Task to complete ->
From the story about the man who knocks at the door looking for a room, list each distinct time of day that is mentioned.

Document text ->
== Segment start ==

Our house was directly across the street from the clinic
entrance of John Hopkins Hospital in Baltimore.
We lived downstairs and rented the upstairs rooms to out-patients at the
clinic.
One summer evening as I was fixing supper, there was a
knock at the door. I opened it to see a
truly awful looking man. "Why, he's
hardly taller than my eight-year-old," I thought as I stared at the
stooped, shriveled body.
But the appalling thing was his face - lopsided from
swelling, red and raw.
Yet his voice was pleasant as he said, "Good
evening. I've come to see if you've a
room for just one night. I came for a
treatment this morning from the eastern shore, and there's no bus 'til morning.
"
He told me he'd been hunting for a room since noon but
with no success, no one seemed to have a room.
"I guess it's my face... I
know it looks terrible, but the doctor says with a few more treatments..."

== Segment end ==

Data extracts ->
== Segment start ==

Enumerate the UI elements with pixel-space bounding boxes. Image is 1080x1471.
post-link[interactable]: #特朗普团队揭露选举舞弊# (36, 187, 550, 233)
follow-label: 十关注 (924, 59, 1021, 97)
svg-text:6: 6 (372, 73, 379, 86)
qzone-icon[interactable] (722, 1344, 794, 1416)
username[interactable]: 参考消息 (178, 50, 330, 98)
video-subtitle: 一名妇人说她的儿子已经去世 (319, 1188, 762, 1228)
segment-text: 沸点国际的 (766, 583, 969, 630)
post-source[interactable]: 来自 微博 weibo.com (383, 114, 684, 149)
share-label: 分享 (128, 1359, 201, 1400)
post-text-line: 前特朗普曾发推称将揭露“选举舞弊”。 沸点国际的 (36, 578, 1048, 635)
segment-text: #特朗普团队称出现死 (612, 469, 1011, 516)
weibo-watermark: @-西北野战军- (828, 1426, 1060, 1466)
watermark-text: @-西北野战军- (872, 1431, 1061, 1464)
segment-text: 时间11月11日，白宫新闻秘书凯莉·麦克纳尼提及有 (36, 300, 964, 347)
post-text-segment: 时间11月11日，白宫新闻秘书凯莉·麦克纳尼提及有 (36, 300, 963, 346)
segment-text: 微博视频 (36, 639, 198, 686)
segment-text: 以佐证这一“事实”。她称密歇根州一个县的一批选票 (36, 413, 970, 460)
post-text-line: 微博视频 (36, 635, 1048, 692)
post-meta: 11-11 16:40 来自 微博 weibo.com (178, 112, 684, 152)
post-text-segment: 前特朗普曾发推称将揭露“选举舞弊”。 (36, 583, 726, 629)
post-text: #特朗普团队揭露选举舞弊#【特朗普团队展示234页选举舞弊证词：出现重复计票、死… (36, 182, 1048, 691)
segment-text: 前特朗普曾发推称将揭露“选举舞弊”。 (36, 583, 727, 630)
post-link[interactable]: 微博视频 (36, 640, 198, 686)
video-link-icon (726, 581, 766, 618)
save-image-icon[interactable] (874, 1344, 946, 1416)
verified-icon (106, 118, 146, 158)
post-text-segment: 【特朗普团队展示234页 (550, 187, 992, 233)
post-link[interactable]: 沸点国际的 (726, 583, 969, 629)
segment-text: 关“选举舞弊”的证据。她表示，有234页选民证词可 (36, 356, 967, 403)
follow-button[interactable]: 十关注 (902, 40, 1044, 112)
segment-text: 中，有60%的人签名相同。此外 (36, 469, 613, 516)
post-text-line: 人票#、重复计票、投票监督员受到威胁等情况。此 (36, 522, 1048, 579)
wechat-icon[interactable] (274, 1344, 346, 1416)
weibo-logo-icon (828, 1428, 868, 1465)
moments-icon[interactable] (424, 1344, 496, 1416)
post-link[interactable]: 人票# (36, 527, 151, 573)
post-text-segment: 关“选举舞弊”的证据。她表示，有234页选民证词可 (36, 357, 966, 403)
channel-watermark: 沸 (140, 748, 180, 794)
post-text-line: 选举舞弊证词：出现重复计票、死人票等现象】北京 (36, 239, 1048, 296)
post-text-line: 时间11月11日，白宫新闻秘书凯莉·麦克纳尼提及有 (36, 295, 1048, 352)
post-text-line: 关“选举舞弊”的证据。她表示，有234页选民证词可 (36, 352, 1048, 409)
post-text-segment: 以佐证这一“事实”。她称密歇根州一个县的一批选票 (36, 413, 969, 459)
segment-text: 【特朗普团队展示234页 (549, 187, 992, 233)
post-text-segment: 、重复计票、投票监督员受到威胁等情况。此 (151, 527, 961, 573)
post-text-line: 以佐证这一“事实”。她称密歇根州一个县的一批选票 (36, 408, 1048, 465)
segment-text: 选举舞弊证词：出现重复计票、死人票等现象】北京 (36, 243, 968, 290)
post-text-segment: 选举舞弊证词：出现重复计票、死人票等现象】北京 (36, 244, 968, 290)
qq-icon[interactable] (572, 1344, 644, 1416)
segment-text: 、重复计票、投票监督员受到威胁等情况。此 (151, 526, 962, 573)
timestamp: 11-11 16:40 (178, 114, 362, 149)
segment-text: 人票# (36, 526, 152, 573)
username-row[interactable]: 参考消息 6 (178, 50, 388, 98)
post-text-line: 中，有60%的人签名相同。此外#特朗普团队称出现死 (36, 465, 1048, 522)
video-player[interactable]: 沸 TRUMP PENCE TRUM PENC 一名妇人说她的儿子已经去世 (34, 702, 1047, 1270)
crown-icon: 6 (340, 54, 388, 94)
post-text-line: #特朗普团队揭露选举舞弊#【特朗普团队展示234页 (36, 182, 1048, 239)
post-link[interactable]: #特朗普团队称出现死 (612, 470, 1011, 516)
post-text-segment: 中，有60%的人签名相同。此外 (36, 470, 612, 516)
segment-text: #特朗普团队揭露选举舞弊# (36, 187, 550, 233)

== Segment end ==

Your response ->
- evening
- morning
- noon